■ TASK STATEMENT ■
For this exercise, copy out each line of the material below that includes "title".

===

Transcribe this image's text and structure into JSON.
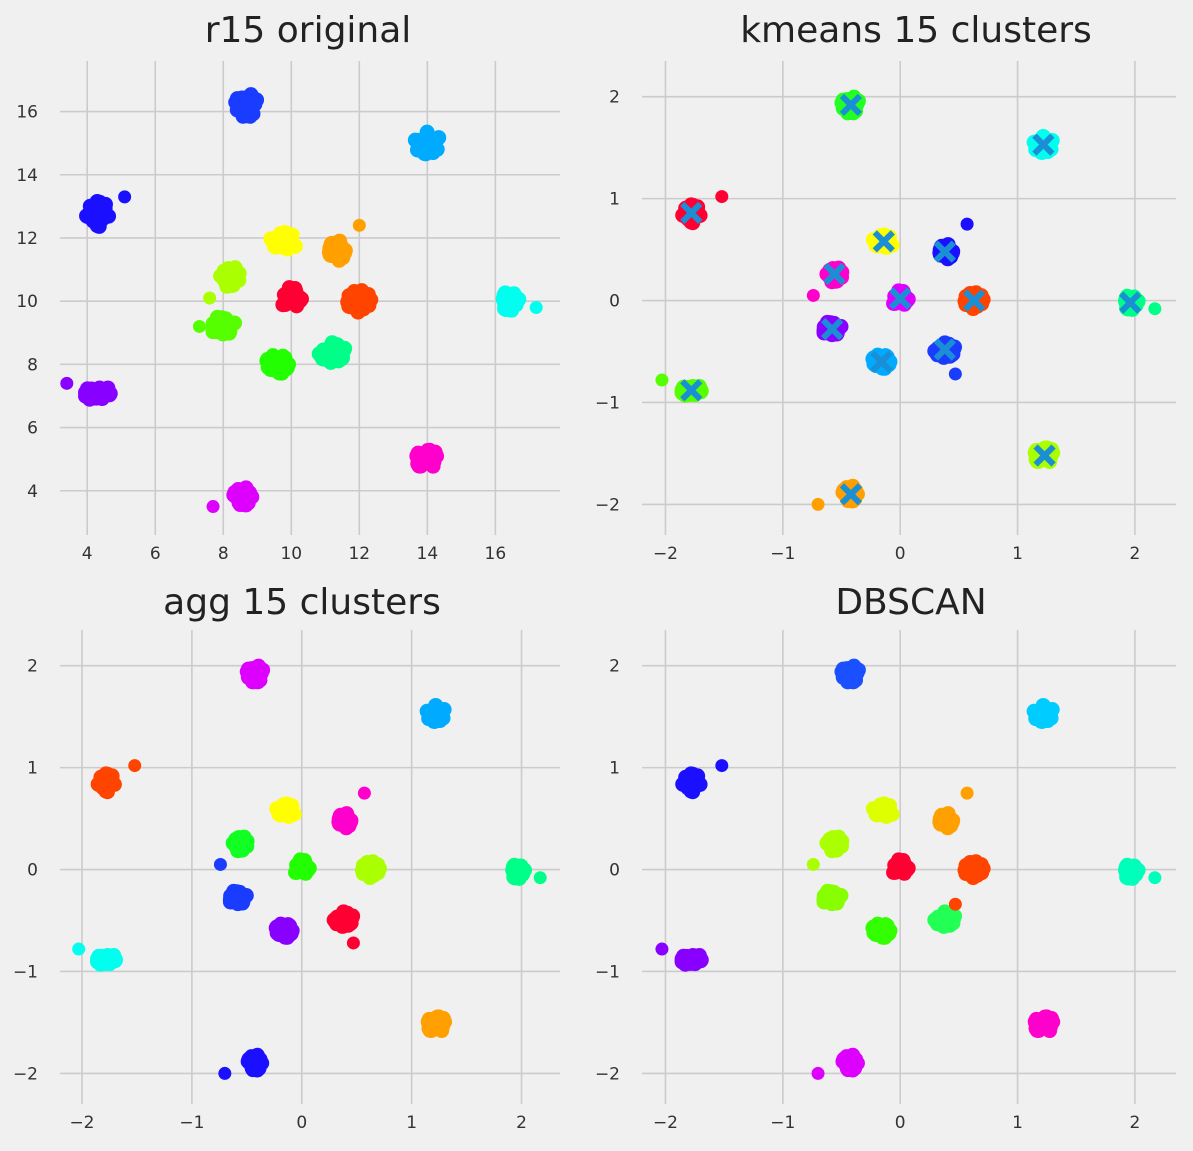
{
  "chart_data": [
    {
      "type": "scatter",
      "title": "r15 original",
      "xlabel": "",
      "ylabel": "",
      "xlim": [
        3.2,
        17.9
      ],
      "ylim": [
        2.6,
        17.6
      ],
      "xticks": [
        4,
        6,
        8,
        10,
        12,
        14,
        16
      ],
      "yticks": [
        4,
        6,
        8,
        10,
        12,
        14,
        16
      ],
      "grid": true,
      "clusters": [
        {
          "color": "#1a3cff",
          "center": [
            8.7,
            16.2
          ],
          "spread": [
            0.35,
            0.4
          ]
        },
        {
          "color": "#00aaff",
          "center": [
            14.0,
            15.0
          ],
          "spread": [
            0.4,
            0.35
          ]
        },
        {
          "color": "#1a10ff",
          "center": [
            4.3,
            12.8
          ],
          "spread": [
            0.35,
            0.45
          ]
        },
        {
          "color": "#ffff00",
          "center": [
            9.8,
            11.9
          ],
          "spread": [
            0.45,
            0.3
          ]
        },
        {
          "color": "#ffa000",
          "center": [
            11.3,
            11.6
          ],
          "spread": [
            0.3,
            0.35
          ]
        },
        {
          "color": "#aaff00",
          "center": [
            8.2,
            10.8
          ],
          "spread": [
            0.3,
            0.35
          ]
        },
        {
          "color": "#ff0033",
          "center": [
            10.0,
            10.1
          ],
          "spread": [
            0.35,
            0.35
          ]
        },
        {
          "color": "#ff4400",
          "center": [
            12.0,
            10.0
          ],
          "spread": [
            0.35,
            0.35
          ]
        },
        {
          "color": "#00ffee",
          "center": [
            16.4,
            10.0
          ],
          "spread": [
            0.3,
            0.3
          ]
        },
        {
          "color": "#55ff00",
          "center": [
            8.0,
            9.2
          ],
          "spread": [
            0.35,
            0.35
          ]
        },
        {
          "color": "#00ff88",
          "center": [
            11.2,
            8.4
          ],
          "spread": [
            0.4,
            0.35
          ]
        },
        {
          "color": "#22ff00",
          "center": [
            9.6,
            8.0
          ],
          "spread": [
            0.35,
            0.3
          ]
        },
        {
          "color": "#8800ff",
          "center": [
            4.3,
            7.1
          ],
          "spread": [
            0.4,
            0.25
          ]
        },
        {
          "color": "#ff00cc",
          "center": [
            14.0,
            5.0
          ],
          "spread": [
            0.35,
            0.3
          ]
        },
        {
          "color": "#dd00ff",
          "center": [
            8.6,
            3.8
          ],
          "spread": [
            0.3,
            0.3
          ]
        }
      ],
      "outliers": [
        {
          "color": "#1a10ff",
          "x": 5.1,
          "y": 13.3
        },
        {
          "color": "#ffa000",
          "x": 12.0,
          "y": 12.4
        },
        {
          "color": "#55ff00",
          "x": 7.3,
          "y": 9.2
        },
        {
          "color": "#aaff00",
          "x": 7.6,
          "y": 10.1
        },
        {
          "color": "#00ffee",
          "x": 17.2,
          "y": 9.8
        },
        {
          "color": "#8800ff",
          "x": 3.4,
          "y": 7.4
        },
        {
          "color": "#dd00ff",
          "x": 7.7,
          "y": 3.5
        }
      ]
    },
    {
      "type": "scatter",
      "title": "kmeans 15 clusters",
      "xlabel": "",
      "ylabel": "",
      "xlim": [
        -2.2,
        2.35
      ],
      "ylim": [
        -2.3,
        2.35
      ],
      "xticks": [
        -2,
        -1,
        0,
        1,
        2
      ],
      "xtick_labels": [
        "−2",
        "−1",
        "0",
        "1",
        "2"
      ],
      "yticks": [
        -2,
        -1,
        0,
        1,
        2
      ],
      "ytick_labels": [
        "−2",
        "−1",
        "0",
        "1",
        "2"
      ],
      "grid": true,
      "centroid_color": "#1a8fd6",
      "clusters": [
        {
          "color": "#22ff22",
          "center": [
            -0.42,
            1.92
          ],
          "spread": [
            0.08,
            0.09
          ]
        },
        {
          "color": "#00ffee",
          "center": [
            1.22,
            1.53
          ],
          "spread": [
            0.09,
            0.08
          ]
        },
        {
          "color": "#ff0033",
          "center": [
            -1.78,
            0.86
          ],
          "spread": [
            0.08,
            0.1
          ]
        },
        {
          "color": "#ffff00",
          "center": [
            -0.14,
            0.58
          ],
          "spread": [
            0.1,
            0.07
          ]
        },
        {
          "color": "#1a10ff",
          "center": [
            0.38,
            0.48
          ],
          "spread": [
            0.07,
            0.08
          ]
        },
        {
          "color": "#ff00cc",
          "center": [
            -0.56,
            0.26
          ],
          "spread": [
            0.07,
            0.08
          ]
        },
        {
          "color": "#dd00ff",
          "center": [
            0.0,
            0.02
          ],
          "spread": [
            0.08,
            0.08
          ]
        },
        {
          "color": "#ff4400",
          "center": [
            0.63,
            0.0
          ],
          "spread": [
            0.08,
            0.08
          ]
        },
        {
          "color": "#00ff88",
          "center": [
            1.96,
            -0.02
          ],
          "spread": [
            0.07,
            0.07
          ]
        },
        {
          "color": "#8800ff",
          "center": [
            -0.58,
            -0.28
          ],
          "spread": [
            0.08,
            0.08
          ]
        },
        {
          "color": "#1a3cff",
          "center": [
            0.38,
            -0.48
          ],
          "spread": [
            0.09,
            0.08
          ]
        },
        {
          "color": "#00aaff",
          "center": [
            -0.16,
            -0.6
          ],
          "spread": [
            0.08,
            0.07
          ]
        },
        {
          "color": "#55ff00",
          "center": [
            -1.78,
            -0.88
          ],
          "spread": [
            0.09,
            0.06
          ]
        },
        {
          "color": "#aaff00",
          "center": [
            1.23,
            -1.52
          ],
          "spread": [
            0.09,
            0.08
          ]
        },
        {
          "color": "#ffa000",
          "center": [
            -0.42,
            -1.9
          ],
          "spread": [
            0.07,
            0.08
          ]
        }
      ],
      "outliers": [
        {
          "color": "#ff0033",
          "x": -1.52,
          "y": 1.02
        },
        {
          "color": "#1a10ff",
          "x": 0.57,
          "y": 0.75
        },
        {
          "color": "#ff00cc",
          "x": -0.74,
          "y": 0.05
        },
        {
          "color": "#1a3cff",
          "x": 0.47,
          "y": -0.72
        },
        {
          "color": "#ffa000",
          "x": -0.7,
          "y": -2.0
        },
        {
          "color": "#00ff88",
          "x": 2.17,
          "y": -0.08
        },
        {
          "color": "#55ff00",
          "x": -2.03,
          "y": -0.78
        }
      ],
      "centroids": [
        [
          -0.42,
          1.92
        ],
        [
          1.22,
          1.53
        ],
        [
          -1.78,
          0.86
        ],
        [
          -0.14,
          0.58
        ],
        [
          0.38,
          0.48
        ],
        [
          -0.56,
          0.26
        ],
        [
          0.0,
          0.02
        ],
        [
          0.63,
          0.0
        ],
        [
          1.96,
          -0.02
        ],
        [
          -0.58,
          -0.28
        ],
        [
          0.38,
          -0.48
        ],
        [
          -0.16,
          -0.6
        ],
        [
          -1.78,
          -0.88
        ],
        [
          1.23,
          -1.52
        ],
        [
          -0.42,
          -1.9
        ]
      ]
    },
    {
      "type": "scatter",
      "title": "agg 15 clusters",
      "xlabel": "",
      "ylabel": "",
      "xlim": [
        -2.2,
        2.35
      ],
      "ylim": [
        -2.3,
        2.35
      ],
      "xticks": [
        -2,
        -1,
        0,
        1,
        2
      ],
      "xtick_labels": [
        "−2",
        "−1",
        "0",
        "1",
        "2"
      ],
      "yticks": [
        -2,
        -1,
        0,
        1,
        2
      ],
      "ytick_labels": [
        "−2",
        "−1",
        "0",
        "1",
        "2"
      ],
      "grid": true,
      "clusters": [
        {
          "color": "#dd00ff",
          "center": [
            -0.42,
            1.92
          ],
          "spread": [
            0.08,
            0.09
          ]
        },
        {
          "color": "#00aaff",
          "center": [
            1.22,
            1.53
          ],
          "spread": [
            0.09,
            0.08
          ]
        },
        {
          "color": "#ff4400",
          "center": [
            -1.78,
            0.86
          ],
          "spread": [
            0.08,
            0.1
          ]
        },
        {
          "color": "#ffff00",
          "center": [
            -0.14,
            0.58
          ],
          "spread": [
            0.1,
            0.07
          ]
        },
        {
          "color": "#ff00cc",
          "center": [
            0.38,
            0.48
          ],
          "spread": [
            0.07,
            0.08
          ]
        },
        {
          "color": "#11ff22",
          "center": [
            -0.56,
            0.26
          ],
          "spread": [
            0.07,
            0.08
          ]
        },
        {
          "color": "#22ff00",
          "center": [
            0.0,
            0.02
          ],
          "spread": [
            0.08,
            0.08
          ]
        },
        {
          "color": "#aaff00",
          "center": [
            0.63,
            0.0
          ],
          "spread": [
            0.08,
            0.08
          ]
        },
        {
          "color": "#00ff88",
          "center": [
            1.96,
            -0.02
          ],
          "spread": [
            0.07,
            0.07
          ]
        },
        {
          "color": "#1a3cff",
          "center": [
            -0.58,
            -0.28
          ],
          "spread": [
            0.08,
            0.08
          ]
        },
        {
          "color": "#ff0033",
          "center": [
            0.38,
            -0.48
          ],
          "spread": [
            0.09,
            0.08
          ]
        },
        {
          "color": "#8800ff",
          "center": [
            -0.16,
            -0.6
          ],
          "spread": [
            0.08,
            0.07
          ]
        },
        {
          "color": "#00ffee",
          "center": [
            -1.78,
            -0.88
          ],
          "spread": [
            0.09,
            0.06
          ]
        },
        {
          "color": "#ffa000",
          "center": [
            1.23,
            -1.52
          ],
          "spread": [
            0.09,
            0.08
          ]
        },
        {
          "color": "#1a10ff",
          "center": [
            -0.42,
            -1.9
          ],
          "spread": [
            0.07,
            0.08
          ]
        }
      ],
      "outliers": [
        {
          "color": "#ff4400",
          "x": -1.52,
          "y": 1.02
        },
        {
          "color": "#ff00cc",
          "x": 0.57,
          "y": 0.75
        },
        {
          "color": "#1a3cff",
          "x": -0.74,
          "y": 0.05
        },
        {
          "color": "#ff0033",
          "x": 0.47,
          "y": -0.72
        },
        {
          "color": "#1a10ff",
          "x": -0.7,
          "y": -2.0
        },
        {
          "color": "#00ff88",
          "x": 2.17,
          "y": -0.08
        },
        {
          "color": "#00ffee",
          "x": -2.03,
          "y": -0.78
        }
      ]
    },
    {
      "type": "scatter",
      "title": "DBSCAN",
      "xlabel": "",
      "ylabel": "",
      "xlim": [
        -2.2,
        2.35
      ],
      "ylim": [
        -2.3,
        2.35
      ],
      "xticks": [
        -2,
        -1,
        0,
        1,
        2
      ],
      "xtick_labels": [
        "−2",
        "−1",
        "0",
        "1",
        "2"
      ],
      "yticks": [
        -2,
        -1,
        0,
        1,
        2
      ],
      "ytick_labels": [
        "−2",
        "−1",
        "0",
        "1",
        "2"
      ],
      "grid": true,
      "clusters": [
        {
          "color": "#1a50ff",
          "center": [
            -0.42,
            1.92
          ],
          "spread": [
            0.08,
            0.09
          ]
        },
        {
          "color": "#00ccff",
          "center": [
            1.22,
            1.53
          ],
          "spread": [
            0.09,
            0.08
          ]
        },
        {
          "color": "#1a10ff",
          "center": [
            -1.78,
            0.86
          ],
          "spread": [
            0.08,
            0.1
          ]
        },
        {
          "color": "#ddff00",
          "center": [
            -0.14,
            0.58
          ],
          "spread": [
            0.1,
            0.07
          ]
        },
        {
          "color": "#ffa000",
          "center": [
            0.38,
            0.48
          ],
          "spread": [
            0.07,
            0.08
          ]
        },
        {
          "color": "#aaff00",
          "center": [
            -0.56,
            0.26
          ],
          "spread": [
            0.07,
            0.08
          ]
        },
        {
          "color": "#ff0033",
          "center": [
            0.0,
            0.02
          ],
          "spread": [
            0.08,
            0.08
          ]
        },
        {
          "color": "#ff4400",
          "center": [
            0.63,
            0.0
          ],
          "spread": [
            0.08,
            0.08
          ]
        },
        {
          "color": "#00ffbb",
          "center": [
            1.96,
            -0.02
          ],
          "spread": [
            0.07,
            0.07
          ]
        },
        {
          "color": "#88ff00",
          "center": [
            -0.58,
            -0.28
          ],
          "spread": [
            0.08,
            0.08
          ]
        },
        {
          "color": "#22ff55",
          "center": [
            0.38,
            -0.48
          ],
          "spread": [
            0.09,
            0.08
          ]
        },
        {
          "color": "#33ff00",
          "center": [
            -0.16,
            -0.6
          ],
          "spread": [
            0.08,
            0.07
          ]
        },
        {
          "color": "#8800ff",
          "center": [
            -1.78,
            -0.88
          ],
          "spread": [
            0.09,
            0.06
          ]
        },
        {
          "color": "#ff00cc",
          "center": [
            1.23,
            -1.52
          ],
          "spread": [
            0.09,
            0.08
          ]
        },
        {
          "color": "#dd00ff",
          "center": [
            -0.42,
            -1.9
          ],
          "spread": [
            0.07,
            0.08
          ]
        }
      ],
      "outliers": [
        {
          "color": "#1a10ff",
          "x": -1.52,
          "y": 1.02
        },
        {
          "color": "#ffa000",
          "x": 0.57,
          "y": 0.75
        },
        {
          "color": "#aaff00",
          "x": -0.74,
          "y": 0.05
        },
        {
          "color": "#ff4400",
          "x": 0.47,
          "y": -0.34
        },
        {
          "color": "#dd00ff",
          "x": -0.7,
          "y": -2.0
        },
        {
          "color": "#00ffbb",
          "x": 2.17,
          "y": -0.08
        },
        {
          "color": "#8800ff",
          "x": -2.03,
          "y": -0.78
        }
      ]
    }
  ]
}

===

■ REPLY TO THE EXERCISE ■
      "title": "r15 original",
      "title": "kmeans 15 clusters",
      "title": "agg 15 clusters",
      "title": "DBSCAN",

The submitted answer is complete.